Problem to work on:
Take every line from the listing below that includes "name" and copy it.

********

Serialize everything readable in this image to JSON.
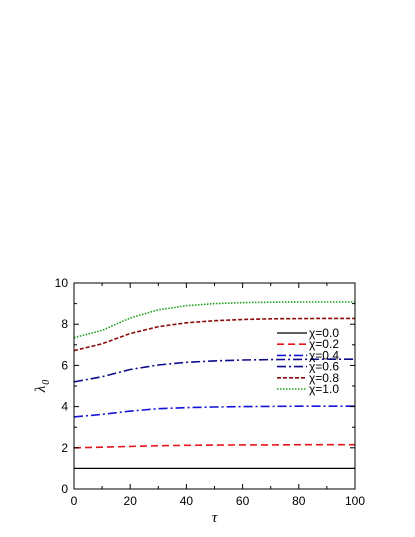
{
  "chart_data": {
    "type": "line",
    "xlabel": "τ",
    "ylabel": "λ",
    "ylabel_sub": "0",
    "xlim": [
      0,
      100
    ],
    "ylim": [
      0,
      10
    ],
    "xticks": [
      0,
      20,
      40,
      60,
      80,
      100
    ],
    "yticks": [
      0,
      2,
      4,
      6,
      8,
      10
    ],
    "legend_position": "right",
    "series": [
      {
        "name": "χ=0.0",
        "color": "#000000",
        "dash": "solid",
        "x": [
          0,
          10,
          20,
          30,
          40,
          50,
          60,
          70,
          80,
          90,
          100
        ],
        "y": [
          1.0,
          1.0,
          1.0,
          1.0,
          1.0,
          1.0,
          1.0,
          1.0,
          1.0,
          1.0,
          1.0
        ]
      },
      {
        "name": "χ=0.2",
        "color": "#e8141c",
        "dash": "dash",
        "x": [
          0,
          10,
          20,
          30,
          40,
          50,
          60,
          70,
          80,
          90,
          100
        ],
        "y": [
          2.0,
          2.03,
          2.07,
          2.1,
          2.12,
          2.13,
          2.14,
          2.14,
          2.15,
          2.15,
          2.15
        ]
      },
      {
        "name": "χ=0.4",
        "color": "#1515d8",
        "dash": "dashdot",
        "x": [
          0,
          10,
          20,
          30,
          40,
          50,
          60,
          70,
          80,
          90,
          100
        ],
        "y": [
          3.5,
          3.62,
          3.78,
          3.9,
          3.95,
          3.98,
          4.0,
          4.01,
          4.02,
          4.02,
          4.02
        ]
      },
      {
        "name": "χ=0.6",
        "color": "#0a0a8a",
        "dash": "dashdot",
        "x": [
          0,
          10,
          20,
          30,
          40,
          50,
          60,
          70,
          80,
          90,
          100
        ],
        "y": [
          5.2,
          5.45,
          5.8,
          6.02,
          6.15,
          6.22,
          6.26,
          6.28,
          6.29,
          6.3,
          6.3
        ]
      },
      {
        "name": "χ=0.8",
        "color": "#8b0a0a",
        "dash": "dash-short",
        "x": [
          0,
          10,
          20,
          30,
          40,
          50,
          60,
          70,
          80,
          90,
          100
        ],
        "y": [
          6.72,
          7.05,
          7.55,
          7.88,
          8.07,
          8.17,
          8.23,
          8.26,
          8.27,
          8.28,
          8.28
        ]
      },
      {
        "name": "χ=1.0",
        "color": "#18a018",
        "dash": "dot",
        "x": [
          0,
          10,
          20,
          30,
          40,
          50,
          60,
          70,
          80,
          90,
          100
        ],
        "y": [
          7.35,
          7.7,
          8.3,
          8.7,
          8.9,
          9.0,
          9.05,
          9.07,
          9.08,
          9.08,
          9.08
        ]
      }
    ]
  }
}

********

Answer below:
        "name": "χ=0.0",
        "name": "χ=0.2",
        "name": "χ=0.4",
        "name": "χ=0.6",
        "name": "χ=0.8",
        "name": "χ=1.0",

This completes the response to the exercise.